Given problem: Comb the records below for the string "ₓ²ᵧ²" and copy each line where it turns up.

Material provided:
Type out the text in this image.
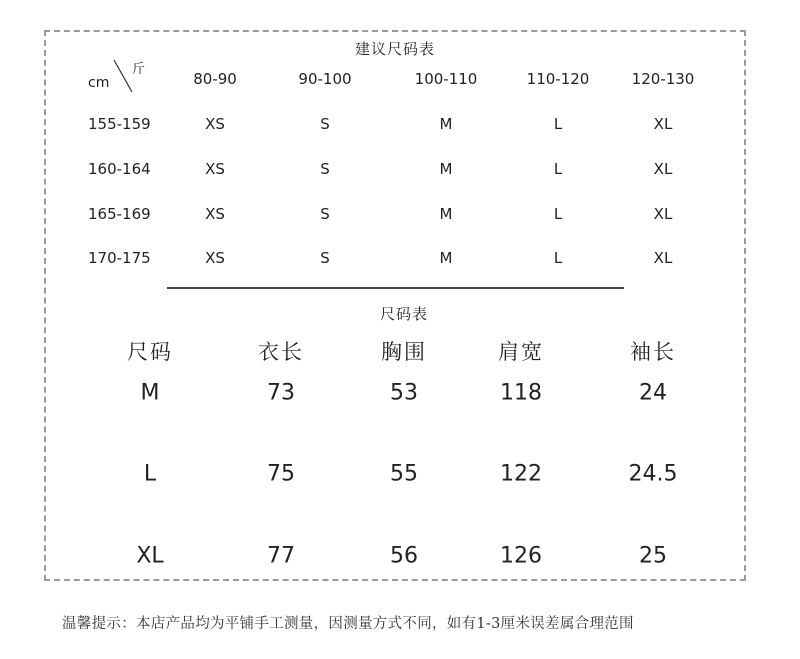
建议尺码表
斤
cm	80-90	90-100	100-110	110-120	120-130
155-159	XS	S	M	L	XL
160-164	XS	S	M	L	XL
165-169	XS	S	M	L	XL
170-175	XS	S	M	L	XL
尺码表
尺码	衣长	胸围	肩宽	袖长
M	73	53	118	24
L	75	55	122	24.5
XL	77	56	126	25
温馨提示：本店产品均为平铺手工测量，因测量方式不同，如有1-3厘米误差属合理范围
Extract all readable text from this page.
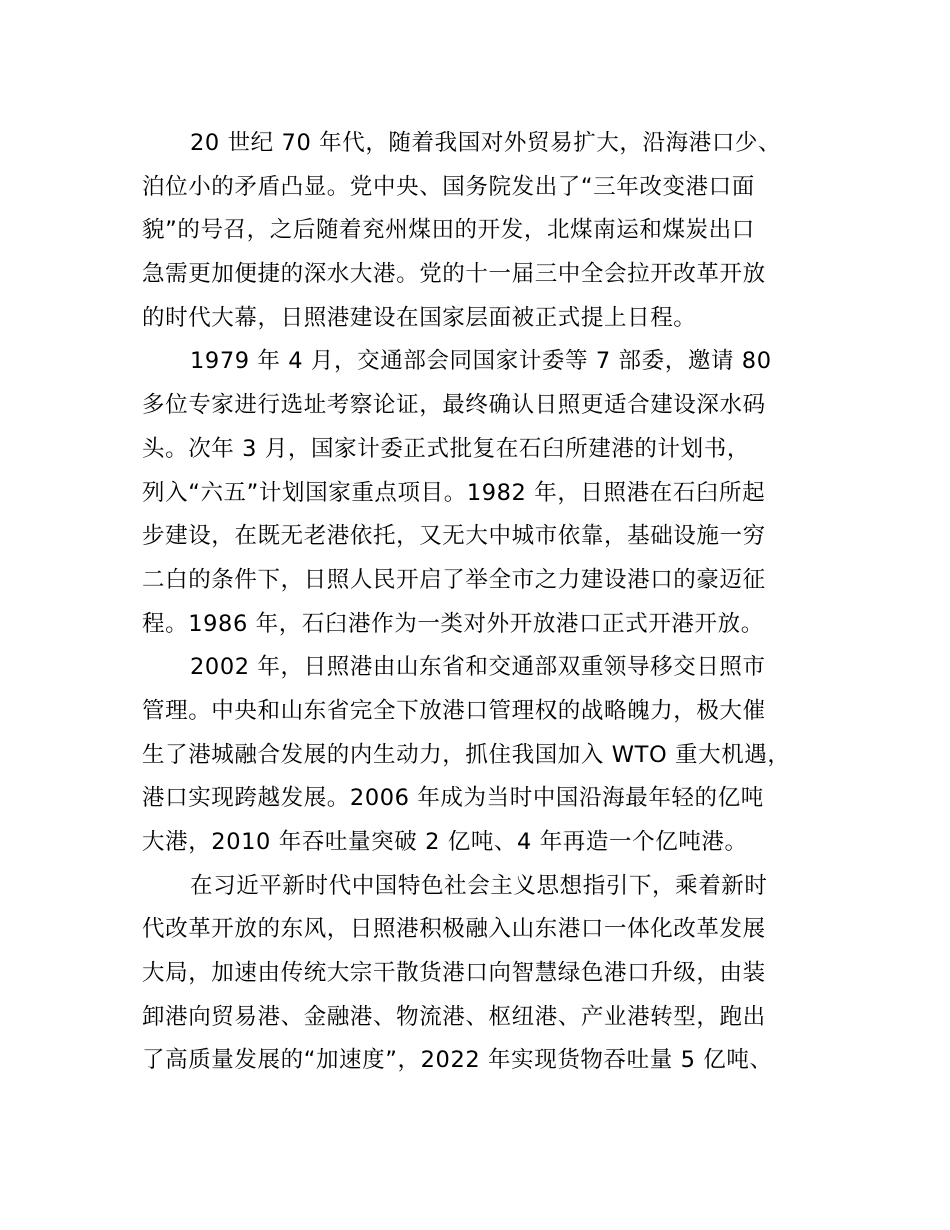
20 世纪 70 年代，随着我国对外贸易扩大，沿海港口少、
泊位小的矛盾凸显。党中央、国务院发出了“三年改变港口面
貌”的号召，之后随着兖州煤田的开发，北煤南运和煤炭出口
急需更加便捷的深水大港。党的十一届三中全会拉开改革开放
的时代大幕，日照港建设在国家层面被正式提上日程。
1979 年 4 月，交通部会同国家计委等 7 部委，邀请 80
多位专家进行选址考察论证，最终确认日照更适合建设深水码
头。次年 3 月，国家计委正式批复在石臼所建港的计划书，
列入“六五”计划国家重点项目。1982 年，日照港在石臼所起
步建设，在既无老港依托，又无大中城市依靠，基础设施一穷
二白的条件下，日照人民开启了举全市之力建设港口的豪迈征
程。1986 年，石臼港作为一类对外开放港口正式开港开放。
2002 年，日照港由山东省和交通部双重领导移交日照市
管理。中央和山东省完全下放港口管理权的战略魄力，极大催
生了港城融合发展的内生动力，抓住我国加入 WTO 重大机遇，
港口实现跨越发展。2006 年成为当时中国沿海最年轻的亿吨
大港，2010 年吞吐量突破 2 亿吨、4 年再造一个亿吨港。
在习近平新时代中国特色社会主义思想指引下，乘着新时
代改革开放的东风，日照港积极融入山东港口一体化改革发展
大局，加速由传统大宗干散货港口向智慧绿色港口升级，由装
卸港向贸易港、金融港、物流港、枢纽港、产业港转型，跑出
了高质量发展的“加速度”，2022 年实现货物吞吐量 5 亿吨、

* * *

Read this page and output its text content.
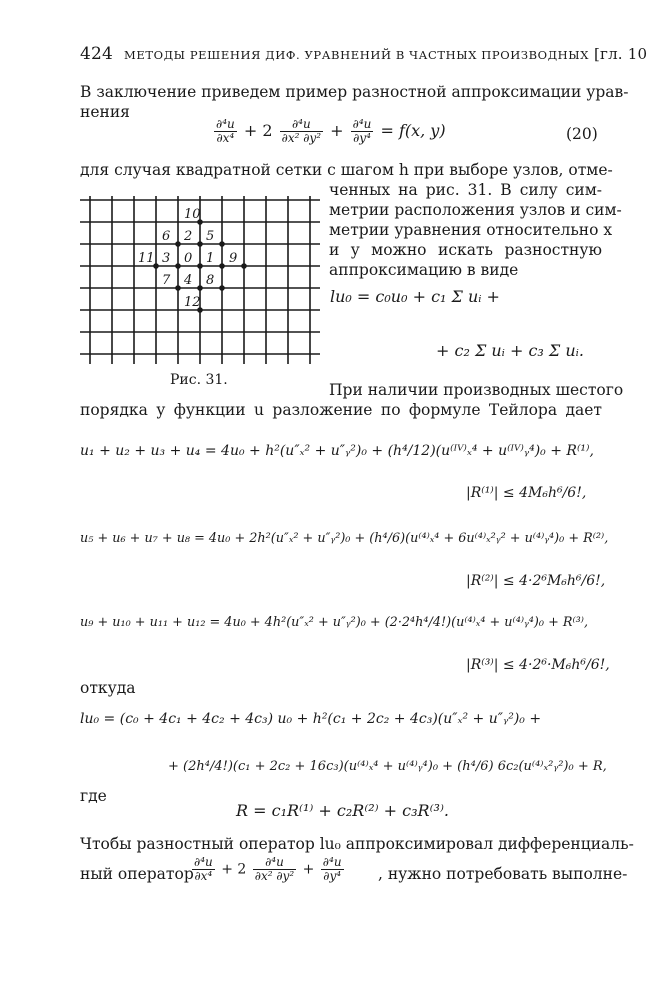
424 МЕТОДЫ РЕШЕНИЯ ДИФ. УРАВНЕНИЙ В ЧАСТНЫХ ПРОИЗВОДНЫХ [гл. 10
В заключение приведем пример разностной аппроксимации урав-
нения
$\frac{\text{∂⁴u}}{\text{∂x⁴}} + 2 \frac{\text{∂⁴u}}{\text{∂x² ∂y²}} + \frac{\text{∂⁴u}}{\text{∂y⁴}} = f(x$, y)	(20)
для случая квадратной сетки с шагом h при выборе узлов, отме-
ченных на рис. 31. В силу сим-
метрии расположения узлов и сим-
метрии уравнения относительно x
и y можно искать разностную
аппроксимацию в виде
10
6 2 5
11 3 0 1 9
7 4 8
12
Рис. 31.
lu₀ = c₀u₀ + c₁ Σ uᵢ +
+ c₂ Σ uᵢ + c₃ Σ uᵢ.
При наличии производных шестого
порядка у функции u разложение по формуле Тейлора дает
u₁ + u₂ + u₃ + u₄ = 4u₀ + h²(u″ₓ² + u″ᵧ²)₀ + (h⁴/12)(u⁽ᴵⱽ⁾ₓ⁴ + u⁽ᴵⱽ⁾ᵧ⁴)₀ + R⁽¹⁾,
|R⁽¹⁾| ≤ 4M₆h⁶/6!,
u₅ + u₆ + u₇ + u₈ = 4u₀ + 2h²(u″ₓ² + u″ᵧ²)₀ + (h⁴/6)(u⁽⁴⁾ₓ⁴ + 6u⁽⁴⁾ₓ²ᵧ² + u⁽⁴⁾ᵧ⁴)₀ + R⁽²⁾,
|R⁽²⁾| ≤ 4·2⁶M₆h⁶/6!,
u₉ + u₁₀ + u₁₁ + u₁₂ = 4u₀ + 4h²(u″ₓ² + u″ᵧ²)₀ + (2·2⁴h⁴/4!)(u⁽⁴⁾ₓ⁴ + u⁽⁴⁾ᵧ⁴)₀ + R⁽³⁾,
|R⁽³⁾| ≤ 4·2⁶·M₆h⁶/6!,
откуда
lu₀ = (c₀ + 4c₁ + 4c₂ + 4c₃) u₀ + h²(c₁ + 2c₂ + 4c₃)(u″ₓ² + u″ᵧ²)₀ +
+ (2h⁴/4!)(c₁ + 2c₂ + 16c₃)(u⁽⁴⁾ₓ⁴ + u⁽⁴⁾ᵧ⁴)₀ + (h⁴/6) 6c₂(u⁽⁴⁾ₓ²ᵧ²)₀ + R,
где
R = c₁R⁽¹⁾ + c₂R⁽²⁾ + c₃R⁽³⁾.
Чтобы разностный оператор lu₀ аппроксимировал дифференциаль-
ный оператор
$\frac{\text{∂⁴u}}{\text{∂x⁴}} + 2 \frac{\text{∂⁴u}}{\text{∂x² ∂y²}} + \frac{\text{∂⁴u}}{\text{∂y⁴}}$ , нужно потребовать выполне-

==

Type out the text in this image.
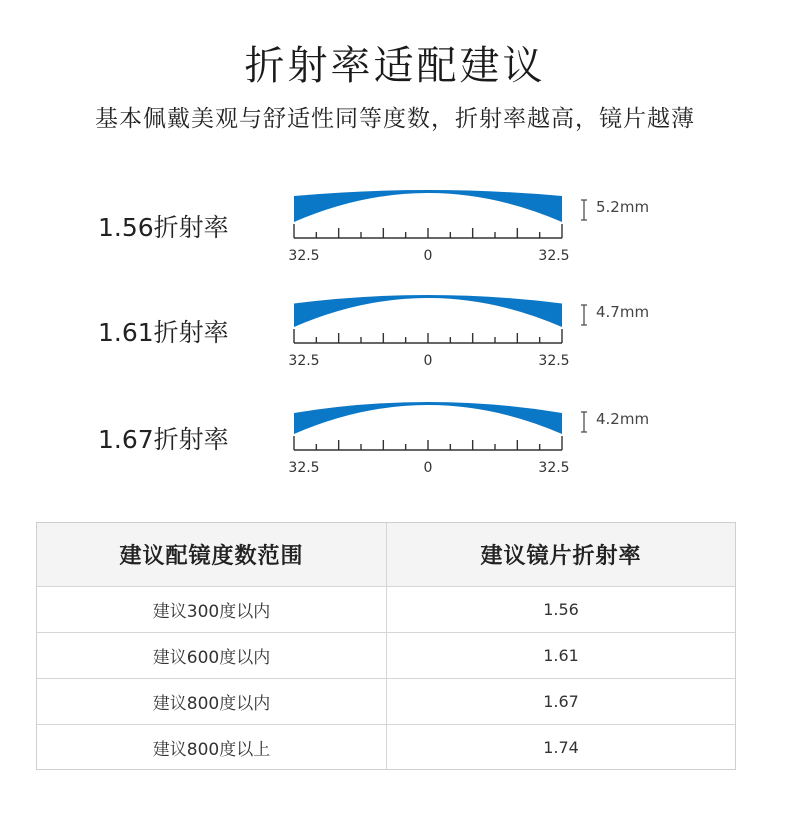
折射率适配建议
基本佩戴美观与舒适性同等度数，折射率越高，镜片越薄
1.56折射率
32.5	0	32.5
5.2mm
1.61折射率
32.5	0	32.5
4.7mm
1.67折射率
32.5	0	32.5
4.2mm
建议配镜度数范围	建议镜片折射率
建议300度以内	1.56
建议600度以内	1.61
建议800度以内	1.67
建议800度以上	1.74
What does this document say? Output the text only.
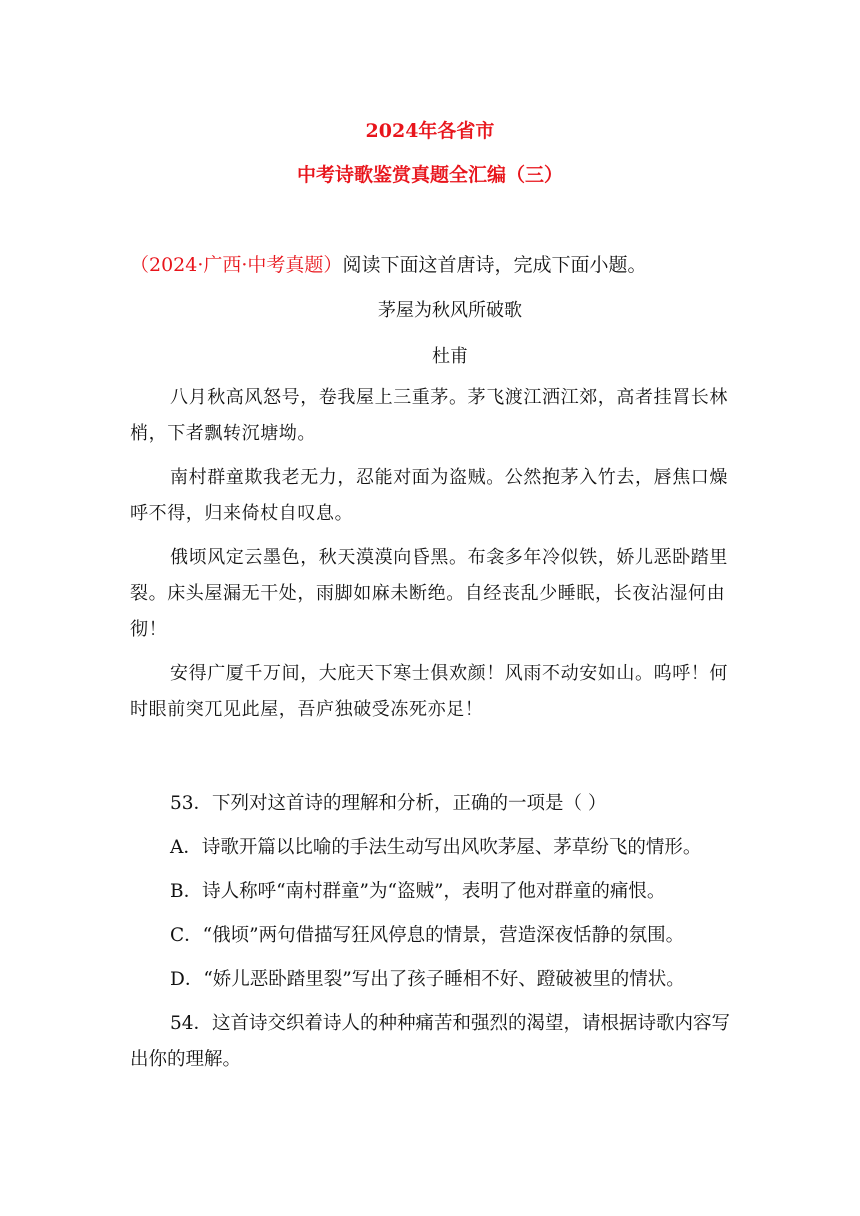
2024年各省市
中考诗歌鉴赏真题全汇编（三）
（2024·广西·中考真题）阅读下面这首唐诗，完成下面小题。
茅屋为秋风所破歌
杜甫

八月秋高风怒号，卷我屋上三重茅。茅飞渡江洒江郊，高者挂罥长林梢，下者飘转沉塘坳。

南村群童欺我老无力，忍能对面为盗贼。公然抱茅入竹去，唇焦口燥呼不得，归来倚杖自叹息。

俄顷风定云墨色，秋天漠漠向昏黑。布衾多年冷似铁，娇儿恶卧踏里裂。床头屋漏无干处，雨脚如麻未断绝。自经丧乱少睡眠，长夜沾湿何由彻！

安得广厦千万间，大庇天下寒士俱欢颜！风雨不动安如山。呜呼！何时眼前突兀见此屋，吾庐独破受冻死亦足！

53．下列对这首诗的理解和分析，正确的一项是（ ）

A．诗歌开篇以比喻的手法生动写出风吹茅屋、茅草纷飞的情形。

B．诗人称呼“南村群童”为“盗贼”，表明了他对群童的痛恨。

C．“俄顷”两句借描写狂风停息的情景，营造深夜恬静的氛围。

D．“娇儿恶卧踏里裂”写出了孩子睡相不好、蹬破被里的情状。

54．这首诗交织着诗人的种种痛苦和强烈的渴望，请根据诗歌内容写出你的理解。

Solution to this task:
u₅ + u₆ + u₇ + u₈ = 4u₀ + 2h²(u″ₓ² + u″ᵧ²)₀ + (h⁴/6)(u⁽⁴⁾ₓ⁴ + 6u⁽⁴⁾ₓ²ᵧ² + u⁽⁴⁾ᵧ⁴)₀ + R⁽²⁾,
+ (2h⁴/4!)(c₁ + 2c₂ + 16c₃)(u⁽⁴⁾ₓ⁴ + u⁽⁴⁾ᵧ⁴)₀ + (h⁴/6) 6c₂(u⁽⁴⁾ₓ²ᵧ²)₀ + R,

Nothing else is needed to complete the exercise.